Estratto:
**********

E parliamone, allora: “Osake wa Fufu ni Natte Kara”, il cui più intuitivo titolo inglese è “Love is Like a Cocktail”, è un adattamento anime dell’omonimo manga di Crystal na Yousuke, una commedia/slice of life sentimentale che ha praticamente due soli protagonisti, i quasi trentenni Chisato (affettuosamente detta Chi-chan) e Sora Mizusawa, una coppia sposata della quale vediamo brevissimi momenti della vita matrimoniale, incentrati quasi sempre su piccoli problemi o risibili incomprensioni risolti dall’abilità di lui nel soddisfare e appagare la segreta passione di lei... sì, posso immaginare cosa stiate pensando con due adulti sposati come protagonisti, ma siete decisamente lontani, questa è una serie leggera e innocente, e l’abilità in questione altro non è che la miscelazione dei cocktail, perché Sora è un bravissimo barman e Chi-chan una bevitrice indefessa, che, pur non reggendo benissimo l’alcool, non lesina mai nel bere le creazioni che gli propone, a seconda del momento che sta vivendo, suo marito, spinta sia dall’amore sincero che prova per lui, ampiamente ricambiato, sia anche da una malcelata passione per le bevande alcoliche che finisce sempre per consumare più che volentieri.

Praticamente la “trama” è tutta qua; la vera forza di questa serie alla fine sono le caratterizzazioni volutamente esagerate dei suoi protagonisti, che sono praticamente perfetti in ogni loro aspetto, per andare incontro ai palati di tutti gli spettatori della serie. Sora infatti è il marito talmente ideale, che neanche decine di riviste femminili insieme riuscirebbero a creare nei sogni delle loro lettrici: bello ma non impossibile, alto, fisicamente ben piazzato, è sempre sereno, piacente, simpatico, gentile e disponibile in ogni momento della giornata per qualsiasi cosa, dalle pulizie di casa alla cucina, passando, ovviamente, per la preparazione del cocktail giusto per la sua Chi-chan, che d’altro canto è un essere talmente bello e amabile che qualsiasi uomo sarebbe portato a giustificare il comportamento di Sora. Chi-chan difatti è una splendida donna in carriera, bionda, occhi azzurri, fisicamente minuta ma estremamente formosa, tanto decisa e sicura sul posto di lavoro quanto timida e impacciata tra le mura domestiche, quando, per esempio, si nasconde dietro il marito mentre guarda un film horror o gli chiede di cucinarle qualcosa in piena notte perché non aveva ancora mangiato, atteggiamento remissivo che abbandona immediatamente quando assume una bevanda alcolica presentata da Sora, che la trasforma, se possibile, in una donna ancora più carina, dato che le fa perdere qualsiasi inibizione e persino i pochissimi difetti che ha, tipo l’assoluta incapacità di destreggiarsi ai fornelli, e non fa altro che renderla ancora più adorabile agli occhi di chi guarda.

**********

Materiale elencato:
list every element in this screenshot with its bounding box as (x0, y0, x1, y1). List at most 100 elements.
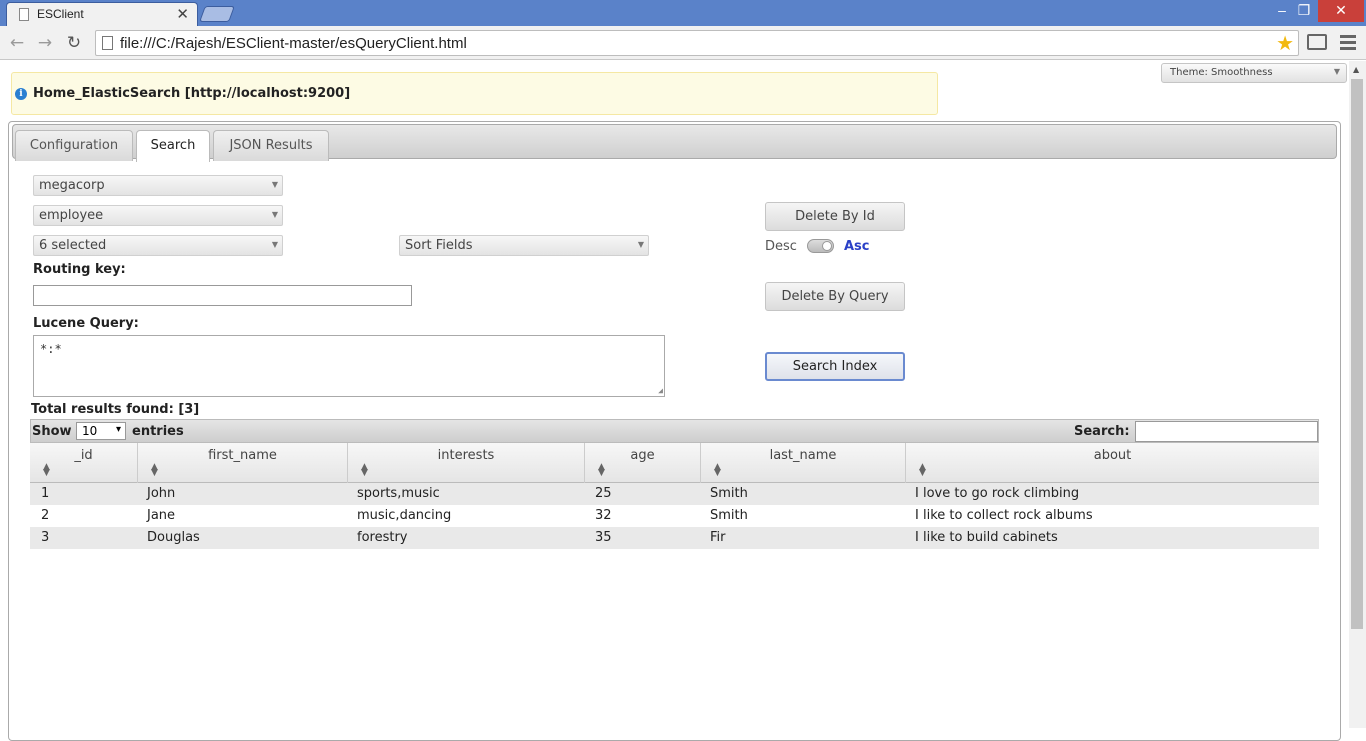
column-title: age (630, 448, 655, 463)
page-length-select[interactable]: 10 ▾ (76, 422, 126, 440)
tab-configuration[interactable]: Configuration (15, 130, 133, 161)
column-header-first-name[interactable]: first_name ▲ ▼ (137, 443, 347, 483)
scroll-up-icon[interactable]: ▲ (1353, 65, 1359, 74)
cell-about: I like to collect rock albums (915, 508, 1093, 523)
table-header: _id ▲ ▼ first_name ▲ ▼ interests ▲ ▼ age ▲ ▼… (30, 443, 1319, 483)
sort-icon: ▲ ▼ (919, 462, 926, 478)
column-title: _id (74, 448, 93, 463)
chevron-down-icon: ▼ (271, 180, 278, 189)
cell-age: 25 (595, 486, 612, 501)
sort-icon: ▲ ▼ (43, 462, 50, 478)
cell-last-name: Smith (710, 486, 748, 501)
cell-first-name: Jane (147, 508, 176, 523)
column-header-id[interactable]: _id ▲ ▼ (30, 443, 137, 483)
column-title: interests (437, 448, 495, 463)
page-length-value: 10 (82, 424, 98, 438)
connection-text: Home_ElasticSearch [http://localhost:920… (33, 86, 351, 101)
cell-interests: music,dancing (357, 508, 452, 523)
chevron-down-icon: ▼ (637, 240, 644, 249)
desc-label: Desc (765, 239, 797, 254)
type-select[interactable]: employee ▼ (33, 205, 283, 226)
toggle-knob (822, 241, 832, 251)
cell-interests: forestry (357, 530, 408, 545)
cell-about: I love to go rock climbing (915, 486, 1080, 501)
total-results-label: Total results found: [3] (31, 402, 200, 417)
show-label: Show (32, 424, 72, 439)
sort-fields-select[interactable]: Sort Fields ▼ (399, 235, 649, 256)
lucene-query-input[interactable]: *:* ◢ (33, 335, 665, 397)
browser-titlebar: ESClient ✕ – ❐ ✕ (0, 0, 1366, 26)
close-tab-icon[interactable]: ✕ (176, 5, 189, 23)
chevron-down-icon: ▼ (1333, 67, 1340, 76)
tab-title: ESClient (37, 7, 84, 21)
resize-handle-icon[interactable]: ◢ (658, 386, 663, 395)
tabs-header: Configuration Search JSON Results (12, 124, 1337, 162)
cell-id: 2 (41, 508, 50, 523)
scrollbar-thumb[interactable] (1351, 79, 1363, 629)
page-icon (19, 8, 29, 21)
cell-id: 3 (41, 530, 50, 545)
column-header-interests[interactable]: interests ▲ ▼ (347, 443, 584, 483)
menu-icon[interactable] (1340, 35, 1356, 53)
reload-icon[interactable]: ↻ (63, 32, 85, 54)
theme-select[interactable]: Theme: Smoothness ▼ (1161, 63, 1347, 83)
sort-fields-value: Sort Fields (405, 238, 473, 253)
table-row[interactable]: 2 Jane music,dancing 32 Smith I like to … (30, 505, 1319, 527)
browser-tab[interactable]: ESClient ✕ (6, 2, 198, 26)
close-window-icon[interactable]: ✕ (1318, 0, 1364, 22)
url-text[interactable]: file:///C:/Rajesh/ESClient-master/esQuer… (120, 35, 467, 52)
delete-by-id-button[interactable]: Delete By Id (765, 202, 905, 231)
column-header-last-name[interactable]: last_name ▲ ▼ (700, 443, 905, 483)
fields-select-value: 6 selected (39, 238, 107, 253)
search-index-button[interactable]: Search Index (765, 352, 905, 381)
table-row[interactable]: 1 John sports,music 25 Smith I love to g… (30, 483, 1319, 505)
table-search-input[interactable] (1135, 421, 1318, 442)
entries-label: entries (132, 424, 184, 439)
sort-icon: ▲ ▼ (598, 462, 605, 478)
lucene-query-label: Lucene Query: (33, 316, 139, 331)
cell-last-name: Fir (710, 530, 726, 545)
index-select-value: megacorp (39, 178, 105, 193)
sort-icon: ▲ ▼ (714, 462, 721, 478)
page-content: Theme: Smoothness ▼ i Home_ElasticSearch… (0, 61, 1366, 741)
back-icon[interactable]: ← (6, 32, 28, 54)
routing-key-label: Routing key: (33, 262, 126, 277)
column-title: last_name (769, 448, 837, 463)
new-tab-button[interactable] (199, 6, 235, 22)
table-row[interactable]: 3 Douglas forestry 35 Fir I like to buil… (30, 527, 1319, 549)
cell-first-name: Douglas (147, 530, 200, 545)
theme-select-label: Theme: Smoothness (1170, 67, 1273, 78)
cell-interests: sports,music (357, 486, 440, 501)
info-icon: i (15, 88, 27, 100)
asc-label: Asc (844, 239, 870, 254)
cell-age: 32 (595, 508, 612, 523)
cell-age: 35 (595, 530, 612, 545)
cast-icon[interactable] (1307, 34, 1327, 50)
page-scrollbar[interactable]: ▲ (1349, 61, 1366, 728)
table-search-label: Search: (1074, 424, 1130, 439)
index-select[interactable]: megacorp ▼ (33, 175, 283, 196)
chevron-down-icon: ▾ (115, 424, 121, 435)
tab-json-results[interactable]: JSON Results (213, 130, 329, 161)
column-header-about[interactable]: about ▲ ▼ (905, 443, 1319, 483)
routing-key-input[interactable] (33, 285, 412, 306)
browser-toolbar: ← → ↻ file:///C:/Rajesh/ESClient-master/… (0, 26, 1366, 60)
cell-about: I like to build cabinets (915, 530, 1058, 545)
fields-select[interactable]: 6 selected ▼ (33, 235, 283, 256)
lucene-query-value: *:* (40, 342, 62, 356)
tab-search[interactable]: Search (136, 130, 210, 162)
sort-order-toggle[interactable] (807, 239, 834, 253)
chevron-down-icon: ▼ (271, 210, 278, 219)
chevron-down-icon: ▼ (271, 240, 278, 249)
restore-icon[interactable]: ❐ (1290, 0, 1318, 22)
bookmark-star-icon[interactable]: ★ (1276, 31, 1294, 55)
address-bar[interactable]: file:///C:/Rajesh/ESClient-master/esQuer… (95, 30, 1299, 56)
sort-icon: ▲ ▼ (361, 462, 368, 478)
column-header-age[interactable]: age ▲ ▼ (584, 443, 700, 483)
delete-by-query-button[interactable]: Delete By Query (765, 282, 905, 311)
cell-last-name: Smith (710, 508, 748, 523)
cell-first-name: John (147, 486, 176, 501)
forward-icon[interactable]: → (34, 32, 56, 54)
sort-icon: ▲ ▼ (151, 462, 158, 478)
column-title: about (1093, 448, 1132, 463)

**********

Attività da svolgere:
A: Risponda alle seguenti domande in base all'estratto sulla serie «Love is Like a Cocktail»:
(i) Di quale autore è il manga da cui la serie è tratta?
(ii) Qual è la professione di Sora, secondo l'estratto?
(iii) Che cosa chiede Chi-chan al marito in piena notte, e per quale motivo?
B: Prosegua l'estratto sulla serie «Love is Like a Cocktail» a partire dal punto in cui si interrompe.

Risposte alle attività:
A:
(i) Il manga è di Crystal na Yousuke.
(ii) Sora è un bravissimo barman.
(iii) Gli chiede di cucinarle qualcosa, perché non aveva ancora mangiato.

B:
Queste caratterizzazioni dalla facile presa sul pubblico sono necessarie alla fine per fidelizzare suddetto pubblico a una serie che altrimenti avrebbe ben poco da presentare nei suoi contenuti, vista la brevissima durata dei singoli episodi; a questo si può aggiungere però anche l’iniziativa, adottata direttamente dal manga, di proporre in ogni episodio gli ingredienti per preparare il cocktail che Sora presenta alla sua Chi-chan, un’idea che, personalmente, mi interessa poco, visto che non sono un gran consumatore di bevande alcoliche, ma che non mancherà di interessare invece chi ama sperimentare e provare nuovi cocktail per soddisfare la sua passione.

Dal punto di vista tecnico l’anime è, tutto sommato, molto ben fatto, considerando la sua breve durata. Opera dello studio ‘Creators in pack’, “Osake wa Fufu ni Natte Kara” è uno short-anime ben disegnato con un character design moderno che si accosta benissimo anche alle maggiori produzioni del momento, una serie dai colori molto forti e vivaci con animazioni molto semplici ma più che adeguate al contesto che raccontano. Della colonna sonora vale la pena giusto citare l’unica sigla della serie, utilizzata come ending in questo caso, che è “Don’t Let Me Down” dei Cellchrome, un brano pop banalotto ma orecchiabile, e anche un po’ sprecato, se vogliamo, per una serie che lo propone, per forza di cose, al massimo per una trentina di secondi, mentre è giusto sottolineare l’ottimo lavoro svolto in fase di doppiaggio dai quasi veterani Eri Kitamura (Chi-chan) e Mitsuhiro Ichiki (Sora), certamente non chiamati a svolgere il ruolo più difficile o importante della loro carriera, ma comunque più che validi nel rappresentare le personalità abbastanza uniformi dei due protagonisti, e contribuire così a formare quella caratterizzazione “perfetta” che li contraddistingue.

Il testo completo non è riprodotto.